TASK REQUIREMENTS: Collect each line containing "salir".

=== DATA TO PROCESS ===

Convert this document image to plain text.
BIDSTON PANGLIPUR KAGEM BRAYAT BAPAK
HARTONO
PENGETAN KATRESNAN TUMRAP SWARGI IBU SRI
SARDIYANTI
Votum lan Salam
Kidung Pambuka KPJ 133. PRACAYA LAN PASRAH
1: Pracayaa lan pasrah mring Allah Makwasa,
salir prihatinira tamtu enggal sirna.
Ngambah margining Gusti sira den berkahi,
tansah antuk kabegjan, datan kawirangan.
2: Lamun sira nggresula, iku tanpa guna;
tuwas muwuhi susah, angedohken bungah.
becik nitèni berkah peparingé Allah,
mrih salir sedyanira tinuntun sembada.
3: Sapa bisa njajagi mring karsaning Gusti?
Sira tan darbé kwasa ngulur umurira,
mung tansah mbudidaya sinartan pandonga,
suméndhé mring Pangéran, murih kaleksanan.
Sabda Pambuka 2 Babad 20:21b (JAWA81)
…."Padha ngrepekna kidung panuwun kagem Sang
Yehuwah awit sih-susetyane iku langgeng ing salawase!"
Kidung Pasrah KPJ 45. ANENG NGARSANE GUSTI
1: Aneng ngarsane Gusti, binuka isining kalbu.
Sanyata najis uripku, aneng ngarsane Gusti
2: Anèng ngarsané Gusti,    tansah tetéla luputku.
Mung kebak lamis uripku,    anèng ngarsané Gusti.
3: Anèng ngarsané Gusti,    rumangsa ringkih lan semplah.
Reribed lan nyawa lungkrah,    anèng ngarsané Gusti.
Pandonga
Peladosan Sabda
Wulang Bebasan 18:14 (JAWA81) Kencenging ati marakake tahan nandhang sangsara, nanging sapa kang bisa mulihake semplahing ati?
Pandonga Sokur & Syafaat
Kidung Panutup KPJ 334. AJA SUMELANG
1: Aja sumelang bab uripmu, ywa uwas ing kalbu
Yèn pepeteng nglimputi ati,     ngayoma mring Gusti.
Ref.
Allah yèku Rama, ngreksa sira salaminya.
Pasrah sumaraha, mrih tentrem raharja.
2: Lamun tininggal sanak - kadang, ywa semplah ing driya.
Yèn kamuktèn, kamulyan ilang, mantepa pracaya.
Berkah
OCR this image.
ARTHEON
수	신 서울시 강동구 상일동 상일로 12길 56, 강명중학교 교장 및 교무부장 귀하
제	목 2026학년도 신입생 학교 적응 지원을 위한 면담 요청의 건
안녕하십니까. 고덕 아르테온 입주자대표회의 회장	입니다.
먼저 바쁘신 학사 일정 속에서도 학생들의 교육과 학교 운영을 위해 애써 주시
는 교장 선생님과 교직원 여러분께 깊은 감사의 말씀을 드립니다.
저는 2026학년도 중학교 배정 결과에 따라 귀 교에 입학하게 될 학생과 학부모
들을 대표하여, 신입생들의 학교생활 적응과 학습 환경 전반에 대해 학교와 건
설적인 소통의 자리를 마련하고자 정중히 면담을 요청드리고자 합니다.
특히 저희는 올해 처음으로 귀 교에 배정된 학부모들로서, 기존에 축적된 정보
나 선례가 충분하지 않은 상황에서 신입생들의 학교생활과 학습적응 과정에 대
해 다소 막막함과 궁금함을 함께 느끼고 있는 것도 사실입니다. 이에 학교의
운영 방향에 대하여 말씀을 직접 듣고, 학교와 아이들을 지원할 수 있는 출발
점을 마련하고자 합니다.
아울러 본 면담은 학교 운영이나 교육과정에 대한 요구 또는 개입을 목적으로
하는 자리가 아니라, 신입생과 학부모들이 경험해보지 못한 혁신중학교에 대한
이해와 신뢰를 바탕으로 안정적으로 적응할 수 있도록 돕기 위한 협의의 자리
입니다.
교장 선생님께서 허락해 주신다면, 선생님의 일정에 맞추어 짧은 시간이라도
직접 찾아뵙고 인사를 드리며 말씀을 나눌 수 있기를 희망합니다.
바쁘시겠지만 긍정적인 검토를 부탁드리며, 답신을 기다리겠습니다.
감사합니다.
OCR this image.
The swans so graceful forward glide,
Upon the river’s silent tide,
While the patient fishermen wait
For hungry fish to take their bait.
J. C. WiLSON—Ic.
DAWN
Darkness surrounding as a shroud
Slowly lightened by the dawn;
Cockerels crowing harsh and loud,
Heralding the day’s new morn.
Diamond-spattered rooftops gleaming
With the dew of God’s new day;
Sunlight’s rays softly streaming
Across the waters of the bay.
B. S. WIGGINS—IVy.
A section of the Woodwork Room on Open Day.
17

===

RESULT FOR THIS EXERCISE:
salir prihatinira tamtu enggal sirna.
mrih salir sedyanira tinuntun sembada.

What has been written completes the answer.